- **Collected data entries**
* Begin *
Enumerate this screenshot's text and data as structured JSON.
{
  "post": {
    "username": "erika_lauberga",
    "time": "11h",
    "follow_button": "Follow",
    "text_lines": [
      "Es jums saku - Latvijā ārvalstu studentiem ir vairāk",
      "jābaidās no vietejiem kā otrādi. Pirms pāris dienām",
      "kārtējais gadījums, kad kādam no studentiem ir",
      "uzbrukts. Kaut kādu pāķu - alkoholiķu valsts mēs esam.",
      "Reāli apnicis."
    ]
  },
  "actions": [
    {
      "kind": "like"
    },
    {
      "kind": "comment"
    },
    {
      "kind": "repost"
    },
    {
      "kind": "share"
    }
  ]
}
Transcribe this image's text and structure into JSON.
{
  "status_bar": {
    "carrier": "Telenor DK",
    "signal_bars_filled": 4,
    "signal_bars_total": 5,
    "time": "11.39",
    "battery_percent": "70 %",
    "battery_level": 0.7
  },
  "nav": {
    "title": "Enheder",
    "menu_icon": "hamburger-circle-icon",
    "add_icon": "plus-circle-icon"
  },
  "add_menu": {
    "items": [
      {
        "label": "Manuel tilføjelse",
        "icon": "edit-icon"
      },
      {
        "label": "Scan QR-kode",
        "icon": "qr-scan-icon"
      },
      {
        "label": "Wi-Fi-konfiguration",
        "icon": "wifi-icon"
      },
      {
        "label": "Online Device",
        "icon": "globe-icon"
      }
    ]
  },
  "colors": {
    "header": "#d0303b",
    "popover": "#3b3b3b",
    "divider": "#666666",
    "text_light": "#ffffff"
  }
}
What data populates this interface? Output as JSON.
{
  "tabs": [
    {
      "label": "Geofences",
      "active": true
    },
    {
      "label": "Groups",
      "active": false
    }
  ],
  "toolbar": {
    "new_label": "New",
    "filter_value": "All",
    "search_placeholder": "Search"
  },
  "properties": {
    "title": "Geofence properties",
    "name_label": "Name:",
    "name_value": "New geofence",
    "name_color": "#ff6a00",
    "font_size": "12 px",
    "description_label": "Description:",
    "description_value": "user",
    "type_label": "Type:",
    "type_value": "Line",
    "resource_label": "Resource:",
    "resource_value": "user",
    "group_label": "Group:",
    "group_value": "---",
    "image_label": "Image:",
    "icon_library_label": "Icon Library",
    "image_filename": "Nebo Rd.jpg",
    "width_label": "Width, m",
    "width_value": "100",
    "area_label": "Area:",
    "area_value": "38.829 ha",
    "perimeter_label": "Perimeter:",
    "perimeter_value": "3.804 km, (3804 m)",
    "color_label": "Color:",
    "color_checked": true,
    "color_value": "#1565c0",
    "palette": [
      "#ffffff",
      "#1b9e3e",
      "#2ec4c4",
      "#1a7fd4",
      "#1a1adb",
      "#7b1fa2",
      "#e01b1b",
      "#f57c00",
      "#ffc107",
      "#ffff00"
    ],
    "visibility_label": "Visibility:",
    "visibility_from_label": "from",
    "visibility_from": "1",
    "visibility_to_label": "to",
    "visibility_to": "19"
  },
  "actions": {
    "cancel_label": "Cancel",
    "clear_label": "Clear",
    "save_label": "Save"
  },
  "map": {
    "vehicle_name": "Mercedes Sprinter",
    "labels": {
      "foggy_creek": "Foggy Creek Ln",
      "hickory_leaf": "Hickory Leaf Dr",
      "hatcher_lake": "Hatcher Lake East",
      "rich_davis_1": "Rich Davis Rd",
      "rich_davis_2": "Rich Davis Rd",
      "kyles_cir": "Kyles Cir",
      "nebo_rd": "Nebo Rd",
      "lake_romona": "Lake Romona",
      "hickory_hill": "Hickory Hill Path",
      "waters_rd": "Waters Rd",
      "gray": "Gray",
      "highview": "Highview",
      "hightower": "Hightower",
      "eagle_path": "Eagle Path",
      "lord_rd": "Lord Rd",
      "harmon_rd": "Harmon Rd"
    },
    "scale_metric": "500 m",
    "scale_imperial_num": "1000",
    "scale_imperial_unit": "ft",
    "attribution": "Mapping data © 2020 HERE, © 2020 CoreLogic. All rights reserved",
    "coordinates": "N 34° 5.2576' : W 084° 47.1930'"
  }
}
* End *
- **Exercise objective**
Say, as a bare number, how many lines in the entries above include the string "this".

- **Response below**
3